** Task objective **
Restate the full set of records exactly, word for word.

** Available data **

☆ ☆ ☆ ☆ ☆ ☆ ☆

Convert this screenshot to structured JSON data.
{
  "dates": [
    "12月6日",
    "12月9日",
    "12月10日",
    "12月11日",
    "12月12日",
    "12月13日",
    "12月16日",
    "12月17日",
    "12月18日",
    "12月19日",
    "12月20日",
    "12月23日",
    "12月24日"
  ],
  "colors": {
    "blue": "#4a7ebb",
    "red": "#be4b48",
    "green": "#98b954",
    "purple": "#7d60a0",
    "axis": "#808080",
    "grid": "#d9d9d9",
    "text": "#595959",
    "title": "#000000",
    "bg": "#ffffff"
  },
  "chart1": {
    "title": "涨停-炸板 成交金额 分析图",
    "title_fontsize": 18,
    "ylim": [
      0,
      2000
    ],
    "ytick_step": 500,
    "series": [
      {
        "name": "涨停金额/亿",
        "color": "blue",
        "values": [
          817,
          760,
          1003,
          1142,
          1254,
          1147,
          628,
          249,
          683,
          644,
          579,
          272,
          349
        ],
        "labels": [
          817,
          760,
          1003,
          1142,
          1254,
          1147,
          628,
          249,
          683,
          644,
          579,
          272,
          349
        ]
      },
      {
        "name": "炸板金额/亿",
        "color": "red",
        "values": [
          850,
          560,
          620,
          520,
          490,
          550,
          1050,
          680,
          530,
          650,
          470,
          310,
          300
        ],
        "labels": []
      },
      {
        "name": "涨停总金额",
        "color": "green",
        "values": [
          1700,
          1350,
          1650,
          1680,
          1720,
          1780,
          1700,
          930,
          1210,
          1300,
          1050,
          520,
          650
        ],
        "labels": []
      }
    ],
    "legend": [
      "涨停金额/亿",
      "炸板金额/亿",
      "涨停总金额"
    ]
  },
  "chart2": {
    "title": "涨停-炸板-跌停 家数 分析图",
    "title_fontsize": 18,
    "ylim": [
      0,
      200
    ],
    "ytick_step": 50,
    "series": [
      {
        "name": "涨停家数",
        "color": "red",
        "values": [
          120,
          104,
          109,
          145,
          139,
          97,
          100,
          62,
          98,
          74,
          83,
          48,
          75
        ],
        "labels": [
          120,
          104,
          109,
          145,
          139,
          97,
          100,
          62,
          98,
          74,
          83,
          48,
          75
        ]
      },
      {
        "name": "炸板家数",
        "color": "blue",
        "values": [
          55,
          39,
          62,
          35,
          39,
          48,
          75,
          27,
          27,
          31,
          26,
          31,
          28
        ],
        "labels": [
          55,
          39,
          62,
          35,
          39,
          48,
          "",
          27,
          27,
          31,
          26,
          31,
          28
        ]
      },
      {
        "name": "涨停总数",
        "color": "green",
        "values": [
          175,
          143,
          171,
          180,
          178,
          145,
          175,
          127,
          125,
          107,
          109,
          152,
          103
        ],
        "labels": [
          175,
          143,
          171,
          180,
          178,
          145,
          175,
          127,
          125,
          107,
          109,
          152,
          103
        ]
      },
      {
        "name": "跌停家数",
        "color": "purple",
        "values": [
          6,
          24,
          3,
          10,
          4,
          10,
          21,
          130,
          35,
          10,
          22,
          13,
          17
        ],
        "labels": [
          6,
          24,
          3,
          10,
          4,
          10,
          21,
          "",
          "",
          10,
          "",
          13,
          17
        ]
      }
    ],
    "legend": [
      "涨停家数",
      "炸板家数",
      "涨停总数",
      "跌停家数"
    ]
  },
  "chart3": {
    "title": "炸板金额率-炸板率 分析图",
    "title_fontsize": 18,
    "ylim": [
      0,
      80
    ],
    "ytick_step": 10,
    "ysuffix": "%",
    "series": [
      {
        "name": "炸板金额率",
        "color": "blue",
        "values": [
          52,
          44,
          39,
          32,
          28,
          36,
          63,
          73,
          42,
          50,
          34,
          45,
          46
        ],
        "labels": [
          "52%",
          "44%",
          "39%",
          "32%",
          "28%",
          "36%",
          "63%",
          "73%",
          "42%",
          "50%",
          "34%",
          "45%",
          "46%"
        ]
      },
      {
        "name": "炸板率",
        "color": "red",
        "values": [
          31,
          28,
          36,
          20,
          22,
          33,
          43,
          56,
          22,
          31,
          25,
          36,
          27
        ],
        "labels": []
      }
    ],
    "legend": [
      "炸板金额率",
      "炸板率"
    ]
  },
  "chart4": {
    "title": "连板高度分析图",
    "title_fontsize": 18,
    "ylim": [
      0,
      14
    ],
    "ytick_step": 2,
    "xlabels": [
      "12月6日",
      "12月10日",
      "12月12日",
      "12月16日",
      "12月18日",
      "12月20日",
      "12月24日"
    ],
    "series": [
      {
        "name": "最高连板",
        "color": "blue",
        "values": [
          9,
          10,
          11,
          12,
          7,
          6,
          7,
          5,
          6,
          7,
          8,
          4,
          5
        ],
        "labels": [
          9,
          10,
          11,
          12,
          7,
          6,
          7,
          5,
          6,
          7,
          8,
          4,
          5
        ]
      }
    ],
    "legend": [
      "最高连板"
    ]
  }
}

☆ ☆ ☆ ☆ ☆ ☆ ☆

** Complete response **
Convert this screenshot to structured JSON data.
{
  "dates": [
    "12月6日",
    "12月9日",
    "12月10日",
    "12月11日",
    "12月12日",
    "12月13日",
    "12月16日",
    "12月17日",
    "12月18日",
    "12月19日",
    "12月20日",
    "12月23日",
    "12月24日"
  ],
  "colors": {
    "blue": "#4a7ebb",
    "red": "#be4b48",
    "green": "#98b954",
    "purple": "#7d60a0",
    "axis": "#808080",
    "grid": "#d9d9d9",
    "text": "#595959",
    "title": "#000000",
    "bg": "#ffffff"
  },
  "chart1": {
    "title": "涨停-炸板 成交金额 分析图",
    "title_fontsize": 18,
    "ylim": [
      0,
      2000
    ],
    "ytick_step": 500,
    "series": [
      {
        "name": "涨停金额/亿",
        "color": "blue",
        "values": [
          817,
          760,
          1003,
          1142,
          1254,
          1147,
          628,
          249,
          683,
          644,
          579,
          272,
          349
        ],
        "labels": [
          817,
          760,
          1003,
          1142,
          1254,
          1147,
          628,
          249,
          683,
          644,
          579,
          272,
          349
        ]
      },
      {
        "name": "炸板金额/亿",
        "color": "red",
        "values": [
          850,
          560,
          620,
          520,
          490,
          550,
          1050,
          680,
          530,
          650,
          470,
          310,
          300
        ],
        "labels": []
      },
      {
        "name": "涨停总金额",
        "color": "green",
        "values": [
          1700,
          1350,
          1650,
          1680,
          1720,
          1780,
          1700,
          930,
          1210,
          1300,
          1050,
          520,
          650
        ],
        "labels": []
      }
    ],
    "legend": [
      "涨停金额/亿",
      "炸板金额/亿",
      "涨停总金额"
    ]
  },
  "chart2": {
    "title": "涨停-炸板-跌停 家数 分析图",
    "title_fontsize": 18,
    "ylim": [
      0,
      200
    ],
    "ytick_step": 50,
    "series": [
      {
        "name": "涨停家数",
        "color": "red",
        "values": [
          120,
          104,
          109,
          145,
          139,
          97,
          100,
          62,
          98,
          74,
          83,
          48,
          75
        ],
        "labels": [
          120,
          104,
          109,
          145,
          139,
          97,
          100,
          62,
          98,
          74,
          83,
          48,
          75
        ]
      },
      {
        "name": "炸板家数",
        "color": "blue",
        "values": [
          55,
          39,
          62,
          35,
          39,
          48,
          75,
          27,
          27,
          31,
          26,
          31,
          28
        ],
        "labels": [
          55,
          39,
          62,
          35,
          39,
          48,
          "",
          27,
          27,
          31,
          26,
          31,
          28
        ]
      },
      {
        "name": "涨停总数",
        "color": "green",
        "values": [
          175,
          143,
          171,
          180,
          178,
          145,
          175,
          127,
          125,
          107,
          109,
          152,
          103
        ],
        "labels": [
          175,
          143,
          171,
          180,
          178,
          145,
          175,
          127,
          125,
          107,
          109,
          152,
          103
        ]
      },
      {
        "name": "跌停家数",
        "color": "purple",
        "values": [
          6,
          24,
          3,
          10,
          4,
          10,
          21,
          130,
          35,
          10,
          22,
          13,
          17
        ],
        "labels": [
          6,
          24,
          3,
          10,
          4,
          10,
          21,
          "",
          "",
          10,
          "",
          13,
          17
        ]
      }
    ],
    "legend": [
      "涨停家数",
      "炸板家数",
      "涨停总数",
      "跌停家数"
    ]
  },
  "chart3": {
    "title": "炸板金额率-炸板率 分析图",
    "title_fontsize": 18,
    "ylim": [
      0,
      80
    ],
    "ytick_step": 10,
    "ysuffix": "%",
    "series": [
      {
        "name": "炸板金额率",
        "color": "blue",
        "values": [
          52,
          44,
          39,
          32,
          28,
          36,
          63,
          73,
          42,
          50,
          34,
          45,
          46
        ],
        "labels": [
          "52%",
          "44%",
          "39%",
          "32%",
          "28%",
          "36%",
          "63%",
          "73%",
          "42%",
          "50%",
          "34%",
          "45%",
          "46%"
        ]
      },
      {
        "name": "炸板率",
        "color": "red",
        "values": [
          31,
          28,
          36,
          20,
          22,
          33,
          43,
          56,
          22,
          31,
          25,
          36,
          27
        ],
        "labels": []
      }
    ],
    "legend": [
      "炸板金额率",
      "炸板率"
    ]
  },
  "chart4": {
    "title": "连板高度分析图",
    "title_fontsize": 18,
    "ylim": [
      0,
      14
    ],
    "ytick_step": 2,
    "xlabels": [
      "12月6日",
      "12月10日",
      "12月12日",
      "12月16日",
      "12月18日",
      "12月20日",
      "12月24日"
    ],
    "series": [
      {
        "name": "最高连板",
        "color": "blue",
        "values": [
          9,
          10,
          11,
          12,
          7,
          6,
          7,
          5,
          6,
          7,
          8,
          4,
          5
        ],
        "labels": [
          9,
          10,
          11,
          12,
          7,
          6,
          7,
          5,
          6,
          7,
          8,
          4,
          5
        ]
      }
    ],
    "legend": [
      "最高连板"
    ]
  }
}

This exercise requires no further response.